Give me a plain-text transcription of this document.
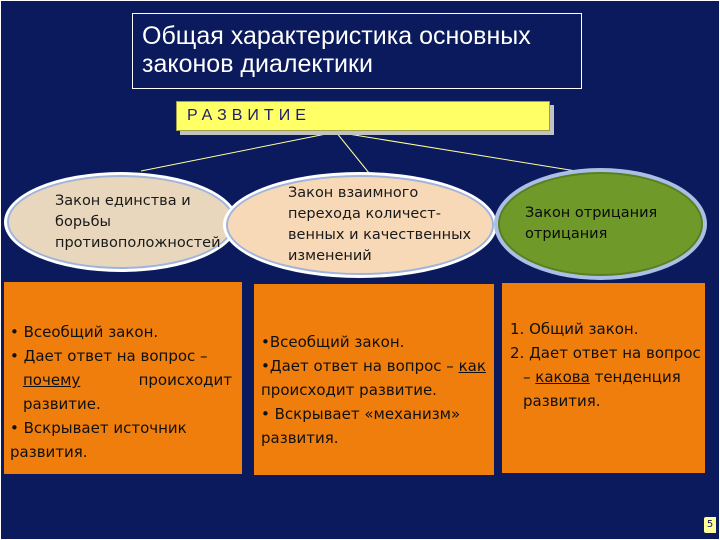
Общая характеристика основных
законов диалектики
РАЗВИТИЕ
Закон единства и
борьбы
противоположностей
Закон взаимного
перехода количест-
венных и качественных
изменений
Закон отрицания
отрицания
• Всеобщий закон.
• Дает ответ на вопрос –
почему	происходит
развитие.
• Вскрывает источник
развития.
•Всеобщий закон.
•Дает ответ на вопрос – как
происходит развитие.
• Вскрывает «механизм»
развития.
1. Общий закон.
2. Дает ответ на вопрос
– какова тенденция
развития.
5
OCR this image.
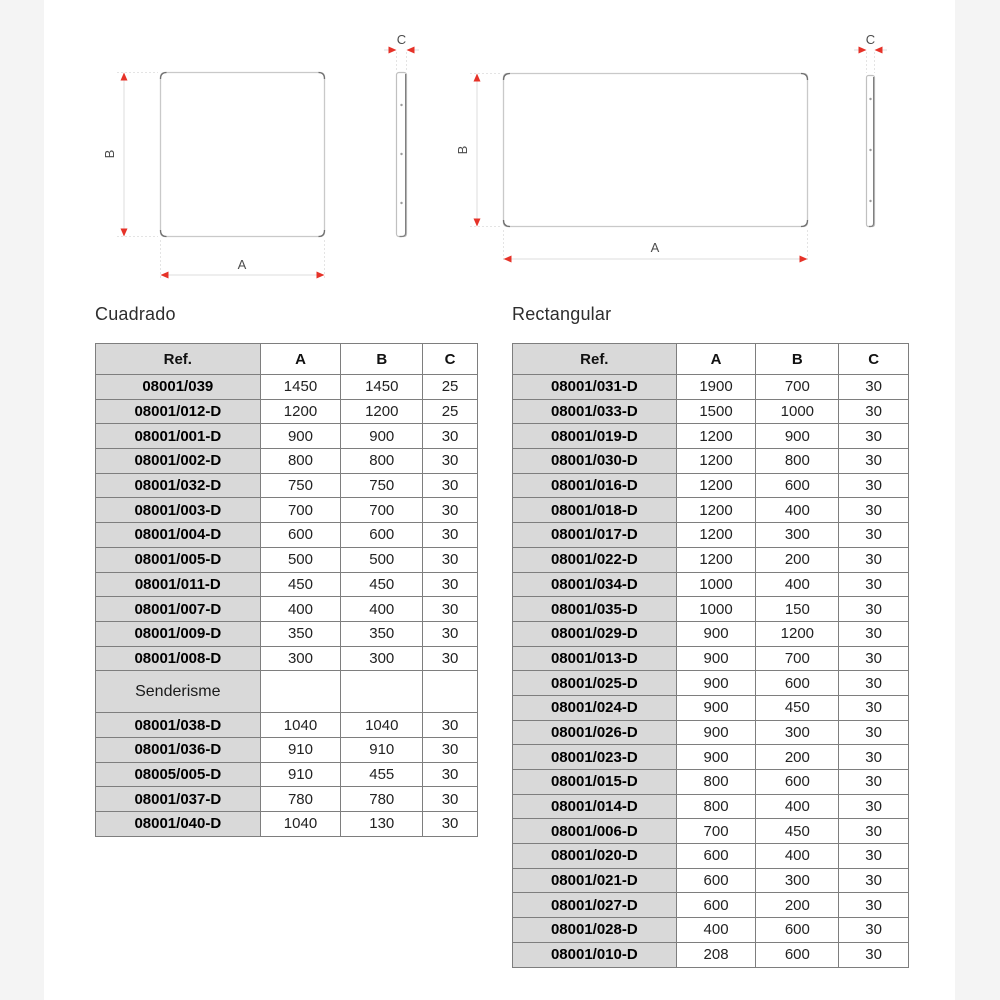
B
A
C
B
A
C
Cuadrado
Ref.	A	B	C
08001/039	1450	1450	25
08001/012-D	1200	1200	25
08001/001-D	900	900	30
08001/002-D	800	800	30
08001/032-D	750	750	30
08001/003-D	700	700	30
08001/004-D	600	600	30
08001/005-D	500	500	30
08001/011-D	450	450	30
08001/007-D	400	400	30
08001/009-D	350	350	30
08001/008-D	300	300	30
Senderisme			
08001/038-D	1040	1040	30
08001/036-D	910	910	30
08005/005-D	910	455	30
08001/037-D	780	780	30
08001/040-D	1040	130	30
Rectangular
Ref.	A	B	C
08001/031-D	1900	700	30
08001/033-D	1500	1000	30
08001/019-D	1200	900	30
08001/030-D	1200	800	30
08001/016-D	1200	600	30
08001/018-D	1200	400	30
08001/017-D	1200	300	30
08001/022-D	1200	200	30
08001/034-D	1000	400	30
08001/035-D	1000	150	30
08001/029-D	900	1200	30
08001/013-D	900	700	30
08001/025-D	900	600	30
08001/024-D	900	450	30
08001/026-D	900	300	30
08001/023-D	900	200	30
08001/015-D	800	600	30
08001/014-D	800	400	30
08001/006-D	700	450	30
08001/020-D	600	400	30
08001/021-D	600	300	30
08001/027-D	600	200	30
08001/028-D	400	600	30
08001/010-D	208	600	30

* * *

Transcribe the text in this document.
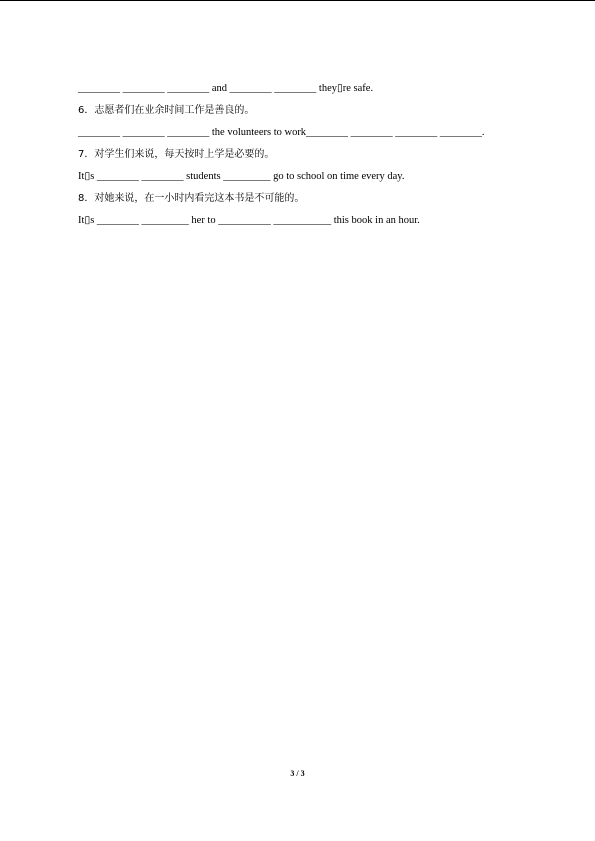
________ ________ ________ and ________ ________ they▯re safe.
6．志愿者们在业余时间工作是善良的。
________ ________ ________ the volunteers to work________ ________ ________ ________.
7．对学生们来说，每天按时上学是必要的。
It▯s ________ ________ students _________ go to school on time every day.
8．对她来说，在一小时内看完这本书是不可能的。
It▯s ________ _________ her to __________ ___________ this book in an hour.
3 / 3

Aim of the task.
Extract every line that has the string "text" in it.

Answer to the task.
Give me a plain-text transcription of this document.
Transcribe the text in this document.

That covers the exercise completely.